Required task
Copy out all lines that carry the word "otras".

--- Start of Data supplied ---

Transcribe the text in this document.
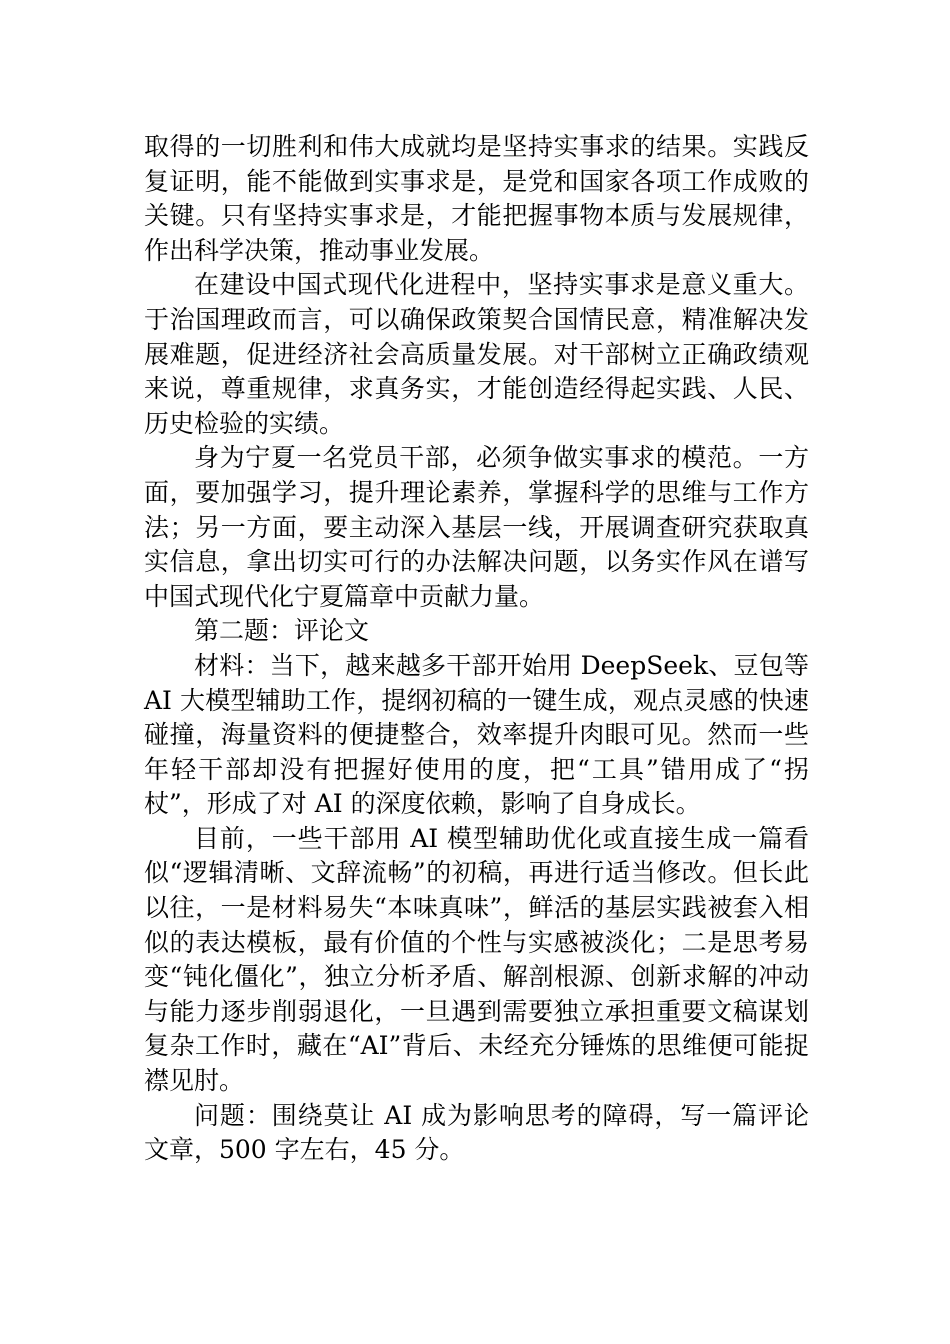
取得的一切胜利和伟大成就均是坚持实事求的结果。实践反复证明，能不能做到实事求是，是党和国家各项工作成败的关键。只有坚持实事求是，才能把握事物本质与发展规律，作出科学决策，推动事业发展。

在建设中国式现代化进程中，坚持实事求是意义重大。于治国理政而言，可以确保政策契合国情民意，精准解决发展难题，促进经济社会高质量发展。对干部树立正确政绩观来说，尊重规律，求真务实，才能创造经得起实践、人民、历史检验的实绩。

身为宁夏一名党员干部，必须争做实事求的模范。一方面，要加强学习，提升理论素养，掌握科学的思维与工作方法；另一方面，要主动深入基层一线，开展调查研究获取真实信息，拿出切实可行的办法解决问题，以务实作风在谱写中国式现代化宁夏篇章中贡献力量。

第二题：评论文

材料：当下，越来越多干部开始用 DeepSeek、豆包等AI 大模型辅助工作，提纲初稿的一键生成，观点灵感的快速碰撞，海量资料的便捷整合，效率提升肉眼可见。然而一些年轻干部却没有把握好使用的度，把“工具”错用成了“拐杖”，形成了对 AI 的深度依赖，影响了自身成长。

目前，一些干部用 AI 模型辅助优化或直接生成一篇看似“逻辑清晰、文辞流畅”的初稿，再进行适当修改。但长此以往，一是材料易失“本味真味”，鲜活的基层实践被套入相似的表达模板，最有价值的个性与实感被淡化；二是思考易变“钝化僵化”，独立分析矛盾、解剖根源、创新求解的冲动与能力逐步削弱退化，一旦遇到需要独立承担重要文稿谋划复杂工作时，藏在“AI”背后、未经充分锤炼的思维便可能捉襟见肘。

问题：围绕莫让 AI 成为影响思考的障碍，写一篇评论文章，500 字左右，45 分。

--- End of Data supplied ---
--- Start of Data supplied ---

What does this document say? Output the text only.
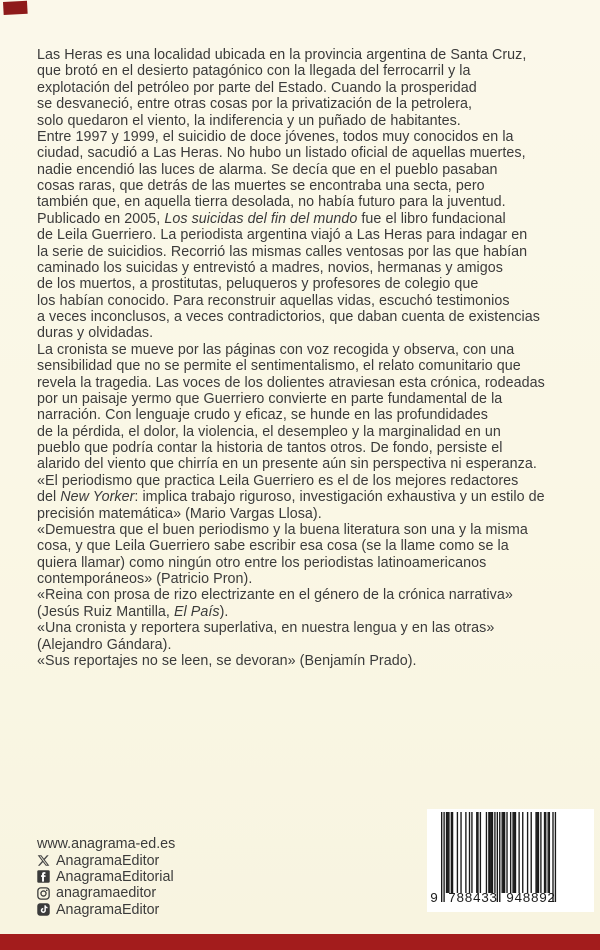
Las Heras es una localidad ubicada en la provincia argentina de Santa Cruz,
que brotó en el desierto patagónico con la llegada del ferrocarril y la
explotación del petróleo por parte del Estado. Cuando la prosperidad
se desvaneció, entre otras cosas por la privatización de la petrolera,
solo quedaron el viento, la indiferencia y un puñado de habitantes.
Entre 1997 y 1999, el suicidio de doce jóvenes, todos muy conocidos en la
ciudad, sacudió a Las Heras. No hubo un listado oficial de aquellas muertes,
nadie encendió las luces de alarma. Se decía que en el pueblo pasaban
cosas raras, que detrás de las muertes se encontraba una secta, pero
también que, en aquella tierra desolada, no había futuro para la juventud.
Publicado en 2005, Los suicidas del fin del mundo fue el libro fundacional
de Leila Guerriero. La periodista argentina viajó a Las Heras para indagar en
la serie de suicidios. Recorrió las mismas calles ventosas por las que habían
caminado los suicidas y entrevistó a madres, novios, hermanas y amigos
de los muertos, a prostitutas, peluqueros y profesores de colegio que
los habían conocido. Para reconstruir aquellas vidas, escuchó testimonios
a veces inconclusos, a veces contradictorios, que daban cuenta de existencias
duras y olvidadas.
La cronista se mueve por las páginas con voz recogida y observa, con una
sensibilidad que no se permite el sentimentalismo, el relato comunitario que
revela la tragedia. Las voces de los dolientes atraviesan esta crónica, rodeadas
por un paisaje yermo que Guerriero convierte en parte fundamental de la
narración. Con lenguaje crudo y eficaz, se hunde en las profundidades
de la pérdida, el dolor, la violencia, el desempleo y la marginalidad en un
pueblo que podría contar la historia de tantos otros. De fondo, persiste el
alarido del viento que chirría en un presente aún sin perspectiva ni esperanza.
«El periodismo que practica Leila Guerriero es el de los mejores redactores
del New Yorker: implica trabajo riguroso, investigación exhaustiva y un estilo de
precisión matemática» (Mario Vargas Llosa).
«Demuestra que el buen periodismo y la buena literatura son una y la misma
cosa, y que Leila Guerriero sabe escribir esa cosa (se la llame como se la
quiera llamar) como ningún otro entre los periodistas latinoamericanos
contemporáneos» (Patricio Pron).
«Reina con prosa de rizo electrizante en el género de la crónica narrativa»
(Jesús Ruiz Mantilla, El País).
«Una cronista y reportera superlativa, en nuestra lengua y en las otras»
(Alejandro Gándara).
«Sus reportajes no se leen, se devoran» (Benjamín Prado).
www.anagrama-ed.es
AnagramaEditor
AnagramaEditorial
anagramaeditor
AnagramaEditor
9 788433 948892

--- End of Data supplied ---

Finished answer
se desvaneció, entre otras cosas por la privatización de la petrolera,
«Una cronista y reportera superlativa, en nuestra lengua y en las otras»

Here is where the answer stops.